Data records:
⁂

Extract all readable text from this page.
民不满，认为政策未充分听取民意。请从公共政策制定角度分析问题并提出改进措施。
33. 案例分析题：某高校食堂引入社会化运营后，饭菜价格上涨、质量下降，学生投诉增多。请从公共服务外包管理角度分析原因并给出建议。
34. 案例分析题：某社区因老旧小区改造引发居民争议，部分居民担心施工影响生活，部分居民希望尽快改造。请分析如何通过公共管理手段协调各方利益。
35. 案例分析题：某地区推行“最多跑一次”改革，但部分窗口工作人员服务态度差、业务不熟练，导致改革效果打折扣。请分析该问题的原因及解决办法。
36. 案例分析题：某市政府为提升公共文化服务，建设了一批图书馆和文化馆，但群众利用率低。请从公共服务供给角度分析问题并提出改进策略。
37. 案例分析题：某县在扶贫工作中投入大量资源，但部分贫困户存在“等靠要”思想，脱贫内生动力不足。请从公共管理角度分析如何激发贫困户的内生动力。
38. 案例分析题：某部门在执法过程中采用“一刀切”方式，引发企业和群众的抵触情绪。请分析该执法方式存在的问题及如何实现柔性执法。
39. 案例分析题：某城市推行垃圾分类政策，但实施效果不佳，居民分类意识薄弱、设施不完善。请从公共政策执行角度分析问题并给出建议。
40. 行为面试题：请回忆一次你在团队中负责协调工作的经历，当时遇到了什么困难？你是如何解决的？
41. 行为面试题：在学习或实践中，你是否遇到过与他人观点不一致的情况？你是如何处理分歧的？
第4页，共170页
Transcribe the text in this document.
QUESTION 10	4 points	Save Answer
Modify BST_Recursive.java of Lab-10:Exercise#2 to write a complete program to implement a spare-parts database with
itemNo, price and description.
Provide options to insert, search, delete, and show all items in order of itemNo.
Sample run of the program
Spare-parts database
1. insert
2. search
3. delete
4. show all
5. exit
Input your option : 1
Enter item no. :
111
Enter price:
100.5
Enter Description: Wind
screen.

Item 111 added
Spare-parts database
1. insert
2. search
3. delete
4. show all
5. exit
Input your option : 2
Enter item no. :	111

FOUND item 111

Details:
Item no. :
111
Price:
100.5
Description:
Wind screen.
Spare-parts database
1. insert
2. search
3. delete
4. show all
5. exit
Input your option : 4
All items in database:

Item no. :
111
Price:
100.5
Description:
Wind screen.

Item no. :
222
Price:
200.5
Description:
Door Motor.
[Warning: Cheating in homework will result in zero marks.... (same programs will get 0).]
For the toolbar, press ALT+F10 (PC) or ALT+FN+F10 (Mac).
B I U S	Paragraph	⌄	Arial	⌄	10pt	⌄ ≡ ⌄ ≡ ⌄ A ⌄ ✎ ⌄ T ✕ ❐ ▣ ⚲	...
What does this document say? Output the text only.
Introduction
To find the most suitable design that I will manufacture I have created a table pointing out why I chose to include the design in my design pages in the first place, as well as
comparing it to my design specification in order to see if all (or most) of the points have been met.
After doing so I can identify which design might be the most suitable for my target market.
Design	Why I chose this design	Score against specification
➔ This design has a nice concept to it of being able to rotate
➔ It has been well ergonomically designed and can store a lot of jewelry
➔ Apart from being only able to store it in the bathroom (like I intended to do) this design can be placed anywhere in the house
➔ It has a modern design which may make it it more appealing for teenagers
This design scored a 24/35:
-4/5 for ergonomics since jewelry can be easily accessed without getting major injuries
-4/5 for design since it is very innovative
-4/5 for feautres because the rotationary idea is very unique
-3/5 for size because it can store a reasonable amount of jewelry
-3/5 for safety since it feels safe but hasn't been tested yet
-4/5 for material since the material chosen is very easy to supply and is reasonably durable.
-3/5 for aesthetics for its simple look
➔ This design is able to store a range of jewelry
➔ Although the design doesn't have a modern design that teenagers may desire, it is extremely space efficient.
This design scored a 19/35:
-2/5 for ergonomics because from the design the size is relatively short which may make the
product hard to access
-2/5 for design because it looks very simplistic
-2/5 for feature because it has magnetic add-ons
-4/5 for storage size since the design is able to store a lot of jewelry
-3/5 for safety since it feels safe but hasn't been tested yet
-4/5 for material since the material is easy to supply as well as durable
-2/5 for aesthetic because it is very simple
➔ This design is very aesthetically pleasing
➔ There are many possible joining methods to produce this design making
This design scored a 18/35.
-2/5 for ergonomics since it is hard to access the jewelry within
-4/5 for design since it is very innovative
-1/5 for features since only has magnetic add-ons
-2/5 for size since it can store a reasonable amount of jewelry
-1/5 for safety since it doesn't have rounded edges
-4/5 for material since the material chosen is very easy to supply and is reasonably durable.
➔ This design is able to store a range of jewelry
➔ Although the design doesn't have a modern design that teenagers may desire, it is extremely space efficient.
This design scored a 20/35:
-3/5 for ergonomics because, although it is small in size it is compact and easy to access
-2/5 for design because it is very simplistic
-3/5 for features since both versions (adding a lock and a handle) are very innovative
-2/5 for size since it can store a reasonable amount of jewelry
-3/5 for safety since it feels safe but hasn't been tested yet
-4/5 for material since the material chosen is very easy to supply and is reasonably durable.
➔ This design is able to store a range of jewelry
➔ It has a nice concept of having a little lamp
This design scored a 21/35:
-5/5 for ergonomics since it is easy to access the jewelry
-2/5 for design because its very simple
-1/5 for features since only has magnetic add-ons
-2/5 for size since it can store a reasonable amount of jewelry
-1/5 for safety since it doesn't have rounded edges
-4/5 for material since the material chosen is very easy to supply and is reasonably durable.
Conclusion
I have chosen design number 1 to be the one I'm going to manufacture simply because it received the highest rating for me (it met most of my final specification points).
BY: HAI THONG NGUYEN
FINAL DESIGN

⁂

◆ **Task statement**
Pick out each line that holds the string "suitable".

◆ **The response**
To find the most suitable design that I will manufacture I have created a table pointing out why I chose to include the design in my design pages in the first place, as well as
After doing so I can identify which design might be the most suitable for my target market.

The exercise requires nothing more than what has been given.